The video works for me fine. It is that awesome Michael 4 animation that he posted before.
Thanks for that input, stringtheory9!
Odd - tried the video again and it worked this time - looks very realistic!
I didn't note the exact render time, think it was somewhere between 15 and 30 mins. Obviously I would love to have that slashed, but for that quality I am prepared to wait - after all I used to render overnight for a couple of geometric shapes when I first started in 3D!
Thanks Phil.
I went back and updated the link with the non mobile URL. I actually got mixed up with another render I did at that time. Render time on this was 30 seconds a frame. I don't rememeber all the numbers but I'll run the render when I get home and post the details.
It looks a very impressive result for 30 secs per frame!
Thanks Phil.
I did some screen captures to highlight actual numbers. These are direct lighting renders. To cut down on render times I rendered an exr (HDRI) image for the background using the spherical camera in the final render camera position. As such an A/B test between direct lighting and PMC (or Pathtracing) showed very little difference. Not enough to matter for animation.
So the actual elements in the scene are the M4 figure and dynamic hair and two bulbs; one on each side of the figure.
UnifiedBrain, while these are not done with either a Titan X or a 1080TI it should be failry easy to interpolate how those cards will performe based on the sceen captures and renders specs below.
The GTX 980 with a 200 s/px stop @ 16.58 Ms/sec took 29 seconds to render one frame at 1920 by 1080
The GTX 1080 with a 200 s/px stop @ 24.04 Ms/sec took 18 seconds to render one frame at 1920 by 1080
Both cards with a 200 s/px stop @ 41.28 Ms/sec took 11 seconds to render one frame at 1920 by 1080
I just got a piddly GT640 so I have no idea
must think about an upgrade one day......
I use GTX 960 on my Windows. It's powerful enough to compare with my previous graphics card. It takes me about 20 min to octane render this image with all those emissive and glossy surfaces, several bulb lights and a lot of geometry.

#### DESCRIPTION OF THE TASK:
In the forum thread on render times, why did the poster render an exr (HDRI) image for the background using the spherical camera in the final render camera position? The entries that follow have no connection to the forum thread above.

#### Layout dataset entries:
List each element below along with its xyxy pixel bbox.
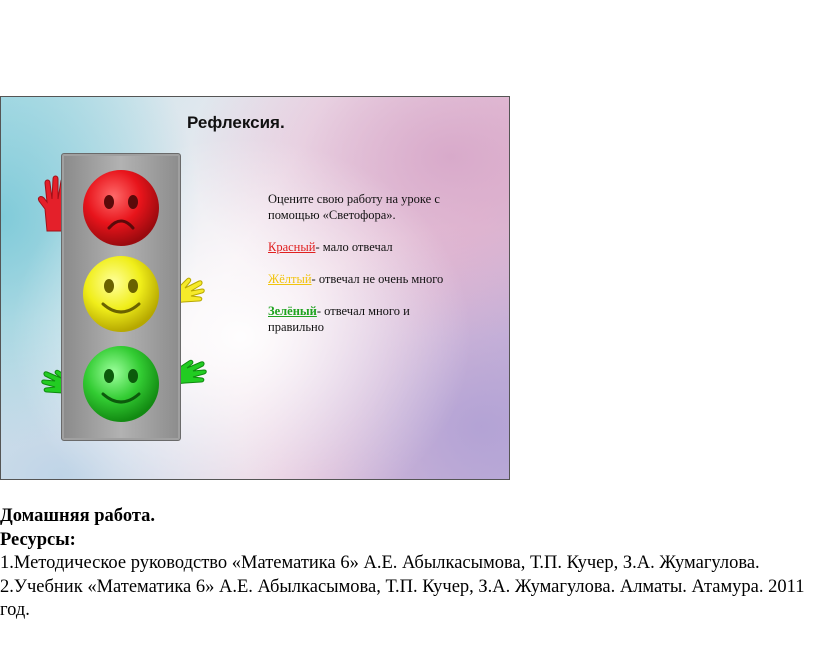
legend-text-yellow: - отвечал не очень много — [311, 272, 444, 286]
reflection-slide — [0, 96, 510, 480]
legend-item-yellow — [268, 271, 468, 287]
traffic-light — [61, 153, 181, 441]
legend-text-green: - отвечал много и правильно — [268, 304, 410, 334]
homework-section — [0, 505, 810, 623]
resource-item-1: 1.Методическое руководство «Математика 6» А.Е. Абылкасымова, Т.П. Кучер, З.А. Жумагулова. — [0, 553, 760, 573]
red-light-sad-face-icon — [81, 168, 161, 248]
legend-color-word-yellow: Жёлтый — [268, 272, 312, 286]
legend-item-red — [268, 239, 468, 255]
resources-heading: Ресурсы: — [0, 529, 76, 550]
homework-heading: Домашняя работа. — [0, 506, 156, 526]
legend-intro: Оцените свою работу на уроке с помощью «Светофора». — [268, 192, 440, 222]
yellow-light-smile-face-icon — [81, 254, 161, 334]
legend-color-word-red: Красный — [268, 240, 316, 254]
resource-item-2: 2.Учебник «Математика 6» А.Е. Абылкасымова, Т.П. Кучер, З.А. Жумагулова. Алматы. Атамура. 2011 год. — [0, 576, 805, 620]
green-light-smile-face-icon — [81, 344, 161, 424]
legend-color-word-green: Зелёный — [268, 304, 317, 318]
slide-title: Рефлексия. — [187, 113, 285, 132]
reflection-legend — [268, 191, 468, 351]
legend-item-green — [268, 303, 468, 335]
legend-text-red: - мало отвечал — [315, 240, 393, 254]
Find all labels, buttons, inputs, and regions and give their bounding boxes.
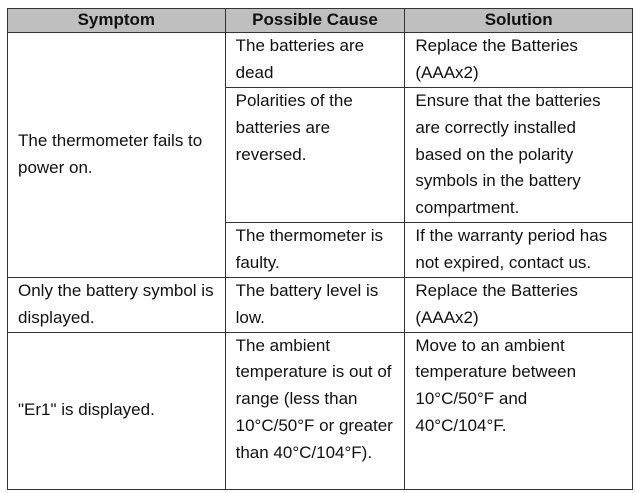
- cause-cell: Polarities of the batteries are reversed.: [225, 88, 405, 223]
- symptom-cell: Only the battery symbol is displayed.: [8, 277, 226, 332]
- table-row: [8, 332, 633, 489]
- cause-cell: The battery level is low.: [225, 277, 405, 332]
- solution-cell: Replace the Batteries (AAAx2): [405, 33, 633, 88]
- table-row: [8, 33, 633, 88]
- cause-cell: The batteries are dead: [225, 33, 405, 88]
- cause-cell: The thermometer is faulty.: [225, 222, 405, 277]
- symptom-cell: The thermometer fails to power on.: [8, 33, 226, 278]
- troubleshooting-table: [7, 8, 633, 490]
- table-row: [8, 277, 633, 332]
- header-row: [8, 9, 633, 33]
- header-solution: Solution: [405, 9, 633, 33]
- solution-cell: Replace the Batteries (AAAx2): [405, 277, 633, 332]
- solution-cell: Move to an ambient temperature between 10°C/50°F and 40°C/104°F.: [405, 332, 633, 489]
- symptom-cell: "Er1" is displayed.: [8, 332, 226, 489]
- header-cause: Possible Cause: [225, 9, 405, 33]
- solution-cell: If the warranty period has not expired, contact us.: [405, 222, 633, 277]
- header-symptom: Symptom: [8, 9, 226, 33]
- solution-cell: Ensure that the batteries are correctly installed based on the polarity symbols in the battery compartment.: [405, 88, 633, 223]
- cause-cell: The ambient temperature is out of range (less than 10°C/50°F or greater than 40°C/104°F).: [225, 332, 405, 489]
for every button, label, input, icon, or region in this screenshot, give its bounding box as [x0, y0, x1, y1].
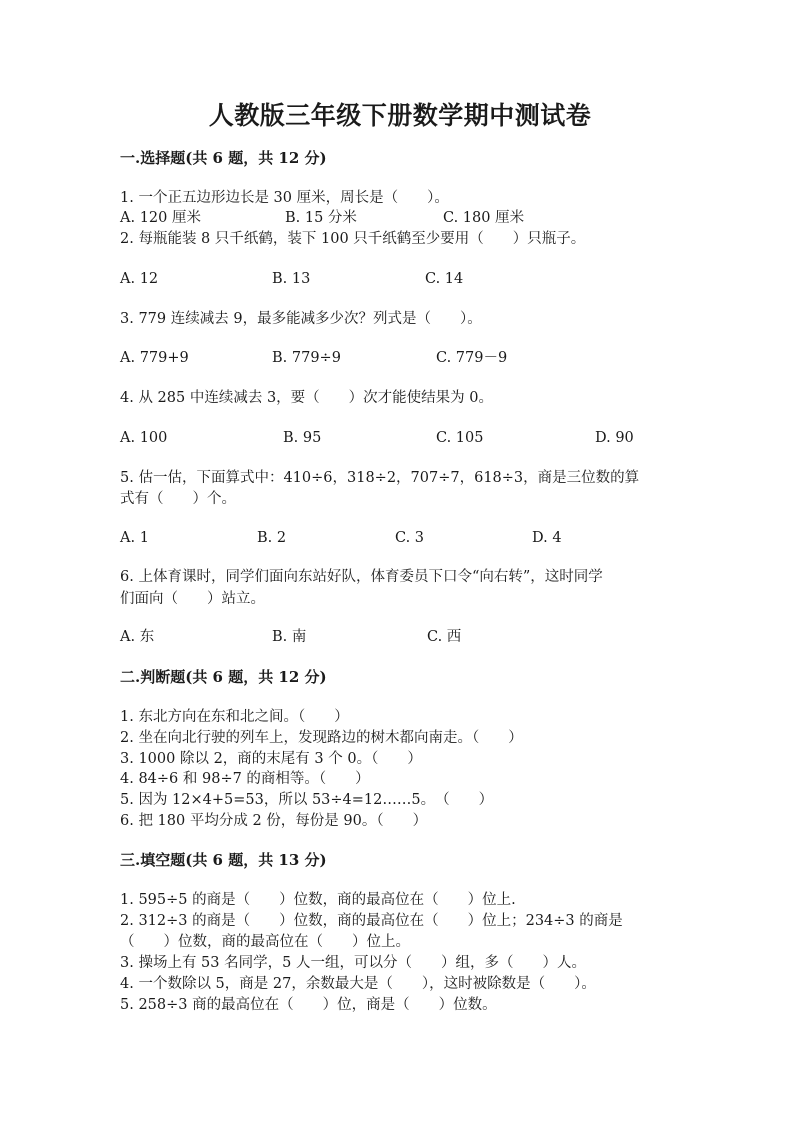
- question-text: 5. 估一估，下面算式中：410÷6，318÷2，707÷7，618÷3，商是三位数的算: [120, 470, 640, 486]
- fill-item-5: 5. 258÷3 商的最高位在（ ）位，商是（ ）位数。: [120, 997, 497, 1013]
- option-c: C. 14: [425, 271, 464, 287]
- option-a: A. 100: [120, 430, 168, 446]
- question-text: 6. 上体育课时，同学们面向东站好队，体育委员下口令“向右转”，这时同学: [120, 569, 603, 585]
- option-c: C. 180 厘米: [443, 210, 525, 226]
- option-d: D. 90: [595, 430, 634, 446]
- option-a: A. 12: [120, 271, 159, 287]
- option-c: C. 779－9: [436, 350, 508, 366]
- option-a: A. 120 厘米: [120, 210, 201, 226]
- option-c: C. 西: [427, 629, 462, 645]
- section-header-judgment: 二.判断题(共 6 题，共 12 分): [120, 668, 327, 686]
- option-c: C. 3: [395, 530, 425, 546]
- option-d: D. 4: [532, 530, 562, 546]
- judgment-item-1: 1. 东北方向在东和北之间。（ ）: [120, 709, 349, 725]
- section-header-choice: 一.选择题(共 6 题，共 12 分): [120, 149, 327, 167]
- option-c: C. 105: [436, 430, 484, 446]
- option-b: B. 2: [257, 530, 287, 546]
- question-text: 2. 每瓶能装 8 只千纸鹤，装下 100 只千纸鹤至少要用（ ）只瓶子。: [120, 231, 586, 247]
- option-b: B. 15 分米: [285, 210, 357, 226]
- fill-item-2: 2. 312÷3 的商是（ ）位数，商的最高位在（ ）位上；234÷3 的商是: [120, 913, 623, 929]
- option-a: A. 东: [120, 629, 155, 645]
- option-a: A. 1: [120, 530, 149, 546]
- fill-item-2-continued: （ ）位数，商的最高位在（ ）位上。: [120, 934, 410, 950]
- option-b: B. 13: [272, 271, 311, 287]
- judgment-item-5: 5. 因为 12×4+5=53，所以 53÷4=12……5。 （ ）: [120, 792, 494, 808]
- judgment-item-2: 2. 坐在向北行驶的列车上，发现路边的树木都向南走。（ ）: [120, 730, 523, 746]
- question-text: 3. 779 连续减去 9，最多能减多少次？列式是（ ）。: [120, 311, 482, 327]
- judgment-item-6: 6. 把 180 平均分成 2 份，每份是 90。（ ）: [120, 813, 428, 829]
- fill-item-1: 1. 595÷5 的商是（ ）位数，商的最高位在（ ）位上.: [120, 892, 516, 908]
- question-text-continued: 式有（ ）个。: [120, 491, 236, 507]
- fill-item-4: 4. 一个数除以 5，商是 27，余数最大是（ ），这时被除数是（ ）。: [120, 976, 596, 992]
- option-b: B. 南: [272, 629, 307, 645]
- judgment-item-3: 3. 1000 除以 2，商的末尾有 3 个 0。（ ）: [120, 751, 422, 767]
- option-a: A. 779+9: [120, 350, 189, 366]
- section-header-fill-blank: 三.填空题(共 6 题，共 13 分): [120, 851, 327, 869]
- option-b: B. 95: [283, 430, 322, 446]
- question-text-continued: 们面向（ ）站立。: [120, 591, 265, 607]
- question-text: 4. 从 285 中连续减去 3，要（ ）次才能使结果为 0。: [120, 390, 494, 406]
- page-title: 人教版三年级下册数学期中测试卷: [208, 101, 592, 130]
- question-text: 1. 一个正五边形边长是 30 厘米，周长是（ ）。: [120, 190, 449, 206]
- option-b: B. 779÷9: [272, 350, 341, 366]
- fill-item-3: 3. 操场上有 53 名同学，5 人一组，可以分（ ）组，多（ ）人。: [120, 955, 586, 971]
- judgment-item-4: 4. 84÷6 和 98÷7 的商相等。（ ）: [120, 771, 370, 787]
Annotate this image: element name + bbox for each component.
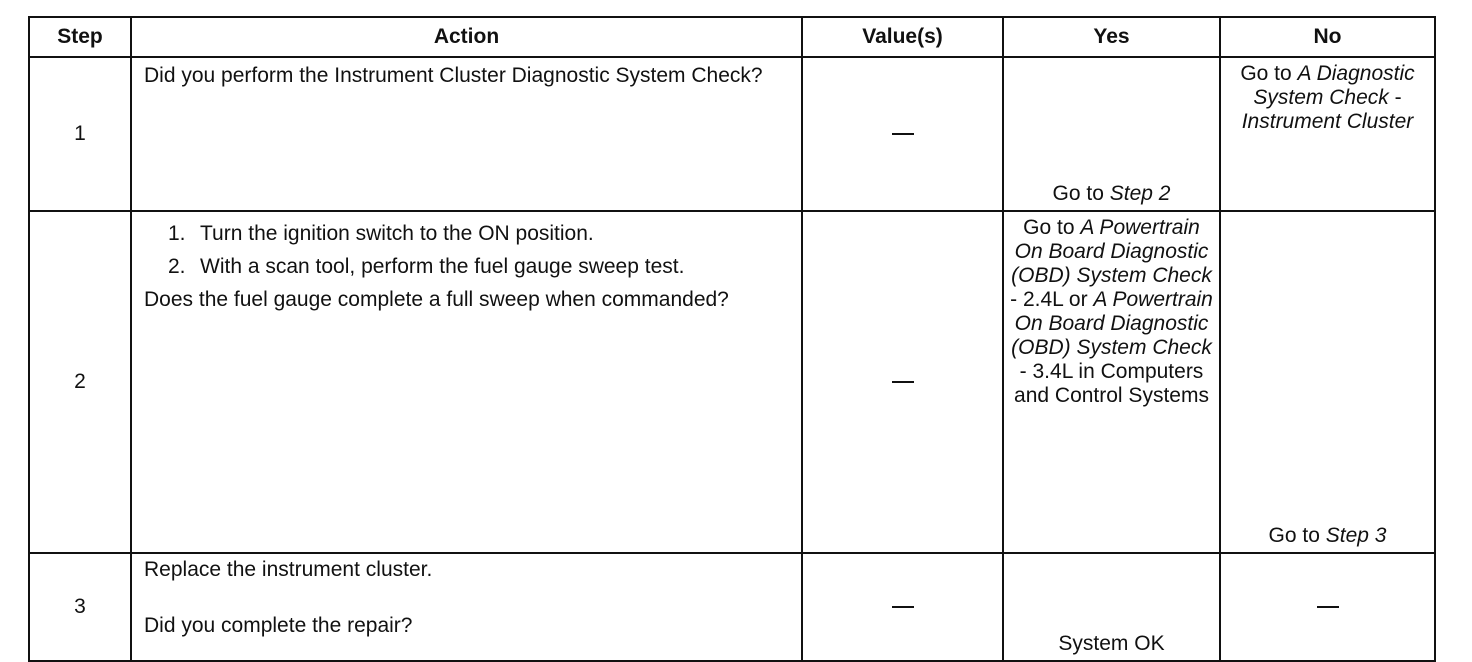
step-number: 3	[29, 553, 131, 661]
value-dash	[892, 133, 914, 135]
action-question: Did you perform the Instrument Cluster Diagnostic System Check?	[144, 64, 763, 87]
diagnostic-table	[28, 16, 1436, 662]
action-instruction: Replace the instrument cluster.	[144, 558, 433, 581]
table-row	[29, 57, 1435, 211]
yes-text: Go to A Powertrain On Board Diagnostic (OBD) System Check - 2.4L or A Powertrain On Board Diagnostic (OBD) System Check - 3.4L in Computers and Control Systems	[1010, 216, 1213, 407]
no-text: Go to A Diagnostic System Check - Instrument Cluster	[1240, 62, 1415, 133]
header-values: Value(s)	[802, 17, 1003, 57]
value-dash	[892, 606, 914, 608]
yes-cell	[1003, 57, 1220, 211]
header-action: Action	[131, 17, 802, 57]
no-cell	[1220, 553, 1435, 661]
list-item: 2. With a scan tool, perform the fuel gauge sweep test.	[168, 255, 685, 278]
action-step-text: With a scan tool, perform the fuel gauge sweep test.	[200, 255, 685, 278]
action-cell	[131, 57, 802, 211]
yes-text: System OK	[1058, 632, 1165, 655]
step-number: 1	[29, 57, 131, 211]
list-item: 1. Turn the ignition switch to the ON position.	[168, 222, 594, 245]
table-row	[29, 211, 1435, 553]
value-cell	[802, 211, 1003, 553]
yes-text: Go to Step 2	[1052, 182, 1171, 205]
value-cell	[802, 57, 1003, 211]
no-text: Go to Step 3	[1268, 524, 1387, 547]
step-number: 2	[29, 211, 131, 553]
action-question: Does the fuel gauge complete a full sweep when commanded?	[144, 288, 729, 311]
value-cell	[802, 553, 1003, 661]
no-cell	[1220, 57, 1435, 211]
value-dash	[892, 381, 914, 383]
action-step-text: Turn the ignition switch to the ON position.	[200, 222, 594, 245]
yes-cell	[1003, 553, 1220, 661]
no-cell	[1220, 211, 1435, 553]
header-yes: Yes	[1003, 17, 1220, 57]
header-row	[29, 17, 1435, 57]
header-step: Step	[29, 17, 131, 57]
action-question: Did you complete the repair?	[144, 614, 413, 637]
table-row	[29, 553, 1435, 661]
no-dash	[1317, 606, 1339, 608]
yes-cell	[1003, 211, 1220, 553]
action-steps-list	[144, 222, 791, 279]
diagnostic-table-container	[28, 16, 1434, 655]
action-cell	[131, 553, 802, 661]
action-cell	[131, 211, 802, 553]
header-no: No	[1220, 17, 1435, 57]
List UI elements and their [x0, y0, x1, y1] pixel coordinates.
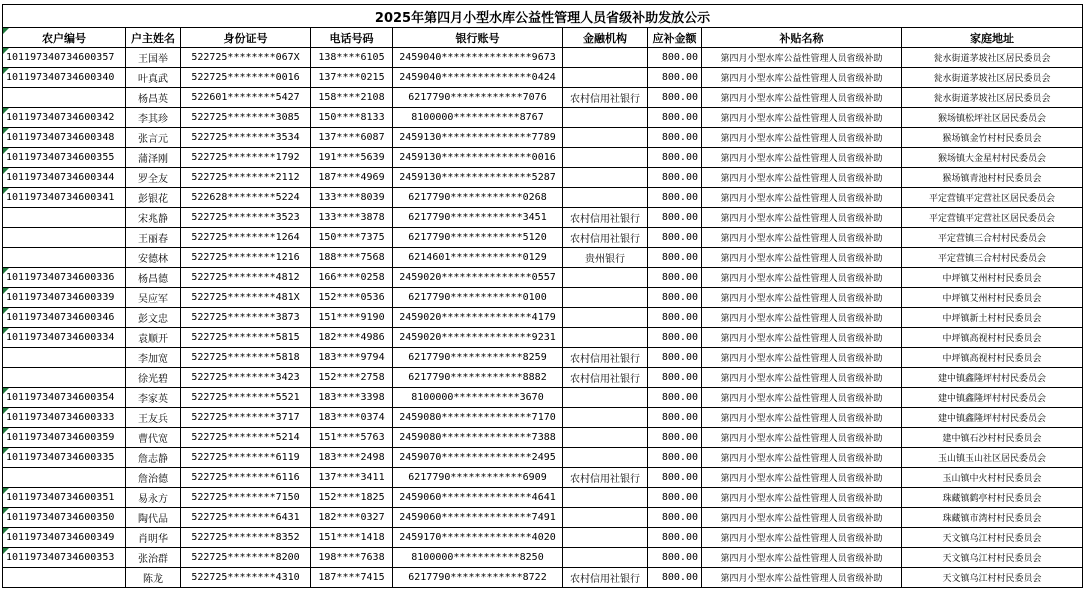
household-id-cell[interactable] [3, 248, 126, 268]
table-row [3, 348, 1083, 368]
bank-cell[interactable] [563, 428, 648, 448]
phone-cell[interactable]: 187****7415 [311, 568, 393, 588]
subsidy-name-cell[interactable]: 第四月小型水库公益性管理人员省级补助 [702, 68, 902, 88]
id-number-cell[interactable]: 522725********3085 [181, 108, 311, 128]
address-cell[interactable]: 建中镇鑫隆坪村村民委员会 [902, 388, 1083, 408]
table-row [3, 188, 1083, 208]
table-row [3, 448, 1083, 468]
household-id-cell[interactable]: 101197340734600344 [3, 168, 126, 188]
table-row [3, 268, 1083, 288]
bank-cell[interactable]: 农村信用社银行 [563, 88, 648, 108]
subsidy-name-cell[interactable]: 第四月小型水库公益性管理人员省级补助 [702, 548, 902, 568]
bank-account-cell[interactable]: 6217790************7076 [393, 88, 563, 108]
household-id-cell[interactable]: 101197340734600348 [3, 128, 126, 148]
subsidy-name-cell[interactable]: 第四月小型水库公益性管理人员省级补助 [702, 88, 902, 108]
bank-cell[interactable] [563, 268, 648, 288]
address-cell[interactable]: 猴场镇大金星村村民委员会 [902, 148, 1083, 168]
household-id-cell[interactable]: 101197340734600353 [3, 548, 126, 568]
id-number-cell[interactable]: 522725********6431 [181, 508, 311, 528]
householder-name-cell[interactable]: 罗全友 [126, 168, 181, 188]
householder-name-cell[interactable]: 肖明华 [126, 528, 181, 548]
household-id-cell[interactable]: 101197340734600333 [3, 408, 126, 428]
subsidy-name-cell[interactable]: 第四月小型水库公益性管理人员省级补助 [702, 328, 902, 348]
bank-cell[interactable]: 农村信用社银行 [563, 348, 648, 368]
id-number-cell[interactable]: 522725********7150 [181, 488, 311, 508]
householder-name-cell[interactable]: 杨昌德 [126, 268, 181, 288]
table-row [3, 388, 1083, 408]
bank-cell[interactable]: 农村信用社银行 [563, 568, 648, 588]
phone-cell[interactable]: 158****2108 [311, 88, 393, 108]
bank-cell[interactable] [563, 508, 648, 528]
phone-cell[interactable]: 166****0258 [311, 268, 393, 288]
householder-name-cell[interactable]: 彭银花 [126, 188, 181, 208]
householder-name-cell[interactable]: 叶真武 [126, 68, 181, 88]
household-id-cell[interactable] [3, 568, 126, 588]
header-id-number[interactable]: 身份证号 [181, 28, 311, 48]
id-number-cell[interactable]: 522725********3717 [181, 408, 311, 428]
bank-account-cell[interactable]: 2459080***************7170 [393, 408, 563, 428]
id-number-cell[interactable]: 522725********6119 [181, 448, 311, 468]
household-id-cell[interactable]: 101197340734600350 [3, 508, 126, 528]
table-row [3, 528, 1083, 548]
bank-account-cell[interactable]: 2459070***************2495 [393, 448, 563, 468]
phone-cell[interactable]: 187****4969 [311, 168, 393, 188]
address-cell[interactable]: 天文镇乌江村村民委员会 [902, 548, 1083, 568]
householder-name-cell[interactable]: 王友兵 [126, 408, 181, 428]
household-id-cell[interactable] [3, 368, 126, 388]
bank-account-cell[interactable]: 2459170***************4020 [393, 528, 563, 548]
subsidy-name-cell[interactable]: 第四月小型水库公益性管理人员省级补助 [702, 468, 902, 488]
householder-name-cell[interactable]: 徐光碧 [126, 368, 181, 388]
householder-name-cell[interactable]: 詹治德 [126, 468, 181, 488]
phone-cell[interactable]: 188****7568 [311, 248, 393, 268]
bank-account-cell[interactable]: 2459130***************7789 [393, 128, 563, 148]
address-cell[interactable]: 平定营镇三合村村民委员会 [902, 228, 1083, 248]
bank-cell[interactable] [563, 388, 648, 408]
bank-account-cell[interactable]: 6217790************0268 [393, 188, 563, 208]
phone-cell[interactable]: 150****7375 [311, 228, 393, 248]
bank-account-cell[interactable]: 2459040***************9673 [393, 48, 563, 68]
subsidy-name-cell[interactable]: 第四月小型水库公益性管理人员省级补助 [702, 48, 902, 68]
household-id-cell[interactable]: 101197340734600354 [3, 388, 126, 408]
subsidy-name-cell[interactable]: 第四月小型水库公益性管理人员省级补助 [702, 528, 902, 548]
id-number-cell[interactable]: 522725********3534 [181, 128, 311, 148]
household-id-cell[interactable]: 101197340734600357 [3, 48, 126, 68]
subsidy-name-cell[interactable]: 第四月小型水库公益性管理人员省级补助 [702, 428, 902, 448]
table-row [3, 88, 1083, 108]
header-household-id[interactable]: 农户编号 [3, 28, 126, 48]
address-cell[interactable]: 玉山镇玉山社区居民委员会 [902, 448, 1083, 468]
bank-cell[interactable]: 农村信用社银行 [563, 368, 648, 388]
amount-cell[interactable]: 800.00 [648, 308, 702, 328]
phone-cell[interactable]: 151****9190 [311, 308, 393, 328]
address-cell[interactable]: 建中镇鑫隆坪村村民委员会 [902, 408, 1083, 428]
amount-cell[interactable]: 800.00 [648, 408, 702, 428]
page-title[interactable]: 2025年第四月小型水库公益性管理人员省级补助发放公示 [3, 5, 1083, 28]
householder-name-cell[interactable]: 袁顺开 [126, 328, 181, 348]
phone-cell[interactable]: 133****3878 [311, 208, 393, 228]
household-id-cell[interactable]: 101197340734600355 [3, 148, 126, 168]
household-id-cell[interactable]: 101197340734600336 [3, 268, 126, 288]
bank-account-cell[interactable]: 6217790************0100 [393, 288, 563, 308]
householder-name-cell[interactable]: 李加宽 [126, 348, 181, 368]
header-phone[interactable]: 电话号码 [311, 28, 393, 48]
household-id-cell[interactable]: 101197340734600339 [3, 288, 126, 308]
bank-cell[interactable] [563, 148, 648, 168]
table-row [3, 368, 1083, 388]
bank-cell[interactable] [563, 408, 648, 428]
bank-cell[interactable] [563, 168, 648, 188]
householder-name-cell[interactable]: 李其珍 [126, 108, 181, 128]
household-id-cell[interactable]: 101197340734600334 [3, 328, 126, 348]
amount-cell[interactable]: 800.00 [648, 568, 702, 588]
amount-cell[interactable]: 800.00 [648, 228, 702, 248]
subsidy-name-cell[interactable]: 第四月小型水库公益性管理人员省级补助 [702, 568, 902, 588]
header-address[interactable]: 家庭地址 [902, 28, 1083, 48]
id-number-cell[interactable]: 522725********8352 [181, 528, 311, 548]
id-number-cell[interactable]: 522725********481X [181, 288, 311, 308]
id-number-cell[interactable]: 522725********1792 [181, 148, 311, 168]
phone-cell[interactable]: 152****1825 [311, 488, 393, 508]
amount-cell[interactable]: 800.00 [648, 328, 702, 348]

#### EXERCISE ANSWER:
The poster did it to cut down on render times. With that background image in place, an A/B test between direct lighting and PMC (or Pathtracing) showed very little difference, not enough to matter for animation.